Set task: Write out each line of the listing as it stands, without the images.
___ Task input ___
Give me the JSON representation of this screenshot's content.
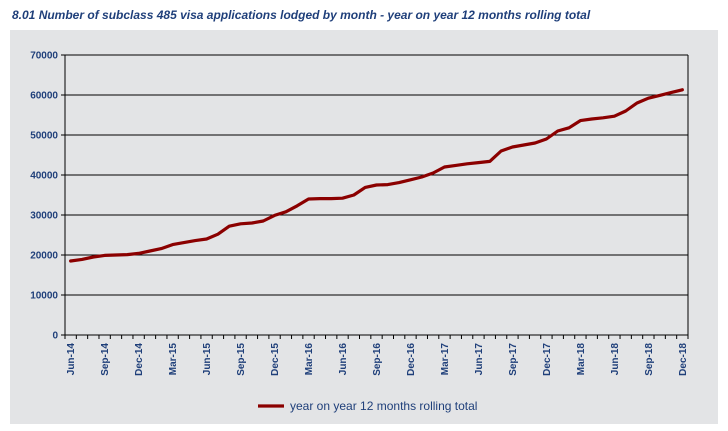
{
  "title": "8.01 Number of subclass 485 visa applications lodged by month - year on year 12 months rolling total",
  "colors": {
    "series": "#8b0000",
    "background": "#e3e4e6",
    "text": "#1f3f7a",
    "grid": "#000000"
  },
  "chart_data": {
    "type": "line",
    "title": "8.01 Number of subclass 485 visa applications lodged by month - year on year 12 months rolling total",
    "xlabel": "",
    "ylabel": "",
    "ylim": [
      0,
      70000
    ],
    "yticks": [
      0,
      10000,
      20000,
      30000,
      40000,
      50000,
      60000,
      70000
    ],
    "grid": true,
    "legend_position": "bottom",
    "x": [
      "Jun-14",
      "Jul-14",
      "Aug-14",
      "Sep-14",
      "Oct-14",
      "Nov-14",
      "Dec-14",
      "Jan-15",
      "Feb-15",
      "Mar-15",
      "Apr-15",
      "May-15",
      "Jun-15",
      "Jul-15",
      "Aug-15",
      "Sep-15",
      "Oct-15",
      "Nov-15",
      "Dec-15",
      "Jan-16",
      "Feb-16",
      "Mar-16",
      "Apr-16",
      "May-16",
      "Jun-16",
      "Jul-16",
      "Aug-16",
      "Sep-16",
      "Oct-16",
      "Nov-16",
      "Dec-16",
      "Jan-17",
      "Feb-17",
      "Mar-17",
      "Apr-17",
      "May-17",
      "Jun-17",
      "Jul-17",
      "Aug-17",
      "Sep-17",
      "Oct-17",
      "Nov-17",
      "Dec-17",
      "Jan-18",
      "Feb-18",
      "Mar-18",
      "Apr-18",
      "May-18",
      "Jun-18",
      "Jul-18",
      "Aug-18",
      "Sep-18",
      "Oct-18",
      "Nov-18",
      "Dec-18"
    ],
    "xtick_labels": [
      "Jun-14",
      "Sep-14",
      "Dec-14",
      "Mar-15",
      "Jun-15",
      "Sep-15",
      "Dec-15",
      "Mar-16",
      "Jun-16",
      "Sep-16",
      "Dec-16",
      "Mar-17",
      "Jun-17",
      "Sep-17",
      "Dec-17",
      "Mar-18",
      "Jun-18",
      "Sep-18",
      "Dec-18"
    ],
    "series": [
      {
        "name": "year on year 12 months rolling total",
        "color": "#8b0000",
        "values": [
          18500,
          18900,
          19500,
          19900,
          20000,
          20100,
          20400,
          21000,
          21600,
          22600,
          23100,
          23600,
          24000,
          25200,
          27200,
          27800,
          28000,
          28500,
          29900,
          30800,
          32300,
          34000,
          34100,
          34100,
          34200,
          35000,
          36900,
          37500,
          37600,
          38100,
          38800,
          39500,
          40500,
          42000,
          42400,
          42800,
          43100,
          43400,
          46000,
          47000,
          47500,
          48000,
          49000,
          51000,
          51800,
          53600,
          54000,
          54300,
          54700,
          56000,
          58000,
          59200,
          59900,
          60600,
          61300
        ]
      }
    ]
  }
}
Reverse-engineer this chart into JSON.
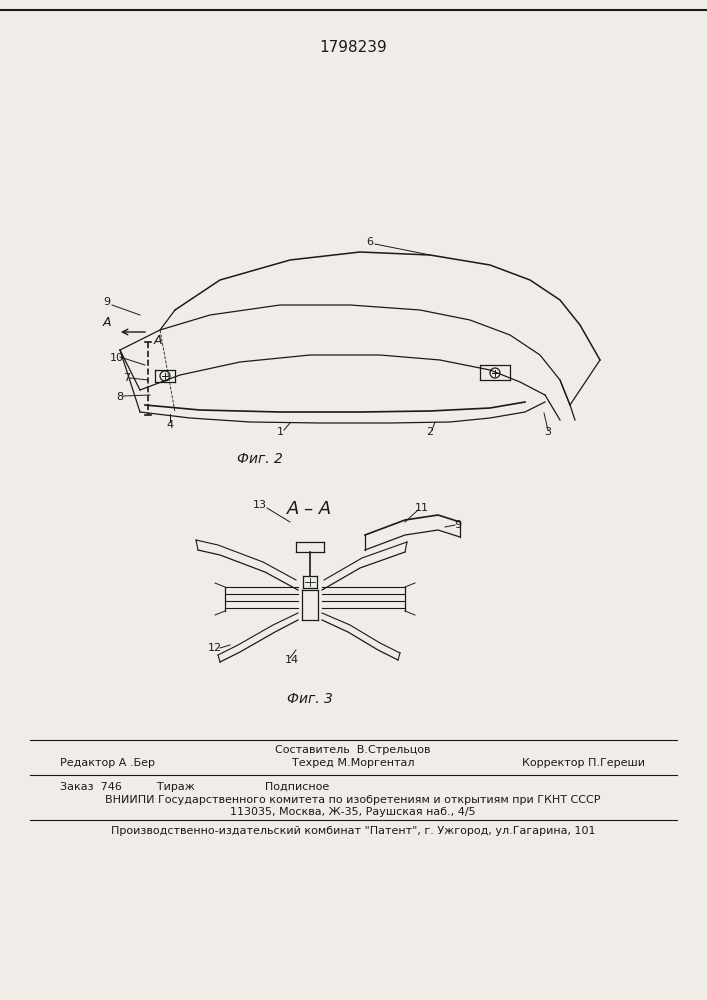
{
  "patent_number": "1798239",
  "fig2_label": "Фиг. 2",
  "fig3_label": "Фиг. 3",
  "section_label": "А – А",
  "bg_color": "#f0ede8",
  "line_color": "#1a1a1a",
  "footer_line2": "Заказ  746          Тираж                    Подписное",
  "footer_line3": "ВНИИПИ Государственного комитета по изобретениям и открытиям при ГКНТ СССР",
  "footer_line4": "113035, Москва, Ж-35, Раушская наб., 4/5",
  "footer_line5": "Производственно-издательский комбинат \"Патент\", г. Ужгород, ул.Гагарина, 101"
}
___
Answer to the problem:
Give me the JSON representation of this screenshot's content.
{
  "title": "8.01 Number of subclass 485 visa applications lodged by month - year on year 12 months rolling total",
  "colors": {
    "series": "#8b0000",
    "background": "#e3e4e6",
    "text": "#1f3f7a",
    "grid": "#000000"
  },
  "chart_data": {
    "type": "line",
    "title": "8.01 Number of subclass 485 visa applications lodged by month - year on year 12 months rolling total",
    "xlabel": "",
    "ylabel": "",
    "ylim": [
      0,
      70000
    ],
    "yticks": [
      0,
      10000,
      20000,
      30000,
      40000,
      50000,
      60000,
      70000
    ],
    "grid": true,
    "legend_position": "bottom",
    "x": [
      "Jun-14",
      "Jul-14",
      "Aug-14",
      "Sep-14",
      "Oct-14",
      "Nov-14",
      "Dec-14",
      "Jan-15",
      "Feb-15",
      "Mar-15",
      "Apr-15",
      "May-15",
      "Jun-15",
      "Jul-15",
      "Aug-15",
      "Sep-15",
      "Oct-15",
      "Nov-15",
      "Dec-15",
      "Jan-16",
      "Feb-16",
      "Mar-16",
      "Apr-16",
      "May-16",
      "Jun-16",
      "Jul-16",
      "Aug-16",
      "Sep-16",
      "Oct-16",
      "Nov-16",
      "Dec-16",
      "Jan-17",
      "Feb-17",
      "Mar-17",
      "Apr-17",
      "May-17",
      "Jun-17",
      "Jul-17",
      "Aug-17",
      "Sep-17",
      "Oct-17",
      "Nov-17",
      "Dec-17",
      "Jan-18",
      "Feb-18",
      "Mar-18",
      "Apr-18",
      "May-18",
      "Jun-18",
      "Jul-18",
      "Aug-18",
      "Sep-18",
      "Oct-18",
      "Nov-18",
      "Dec-18"
    ],
    "xtick_labels": [
      "Jun-14",
      "Sep-14",
      "Dec-14",
      "Mar-15",
      "Jun-15",
      "Sep-15",
      "Dec-15",
      "Mar-16",
      "Jun-16",
      "Sep-16",
      "Dec-16",
      "Mar-17",
      "Jun-17",
      "Sep-17",
      "Dec-17",
      "Mar-18",
      "Jun-18",
      "Sep-18",
      "Dec-18"
    ],
    "series": [
      {
        "name": "year on year 12 months rolling total",
        "color": "#8b0000",
        "values": [
          18500,
          18900,
          19500,
          19900,
          20000,
          20100,
          20400,
          21000,
          21600,
          22600,
          23100,
          23600,
          24000,
          25200,
          27200,
          27800,
          28000,
          28500,
          29900,
          30800,
          32300,
          34000,
          34100,
          34100,
          34200,
          35000,
          36900,
          37500,
          37600,
          38100,
          38800,
          39500,
          40500,
          42000,
          42400,
          42800,
          43100,
          43400,
          46000,
          47000,
          47500,
          48000,
          49000,
          51000,
          51800,
          53600,
          54000,
          54300,
          54700,
          56000,
          58000,
          59200,
          59900,
          60600,
          61300
        ]
      }
    ]
  }
}
Reverse-engineer this chart into JSON.
{
  "patent_number": "1798239",
  "fig2_label": "Фиг. 2",
  "fig3_label": "Фиг. 3",
  "section_label": "А – А",
  "bg_color": "#f0ede8",
  "line_color": "#1a1a1a",
  "footer_line2": "Заказ  746          Тираж                    Подписное",
  "footer_line3": "ВНИИПИ Государственного комитета по изобретениям и открытиям при ГКНТ СССР",
  "footer_line4": "113035, Москва, Ж-35, Раушская наб., 4/5",
  "footer_line5": "Производственно-издательский комбинат \"Патент\", г. Ужгород, ул.Гагарина, 101"
}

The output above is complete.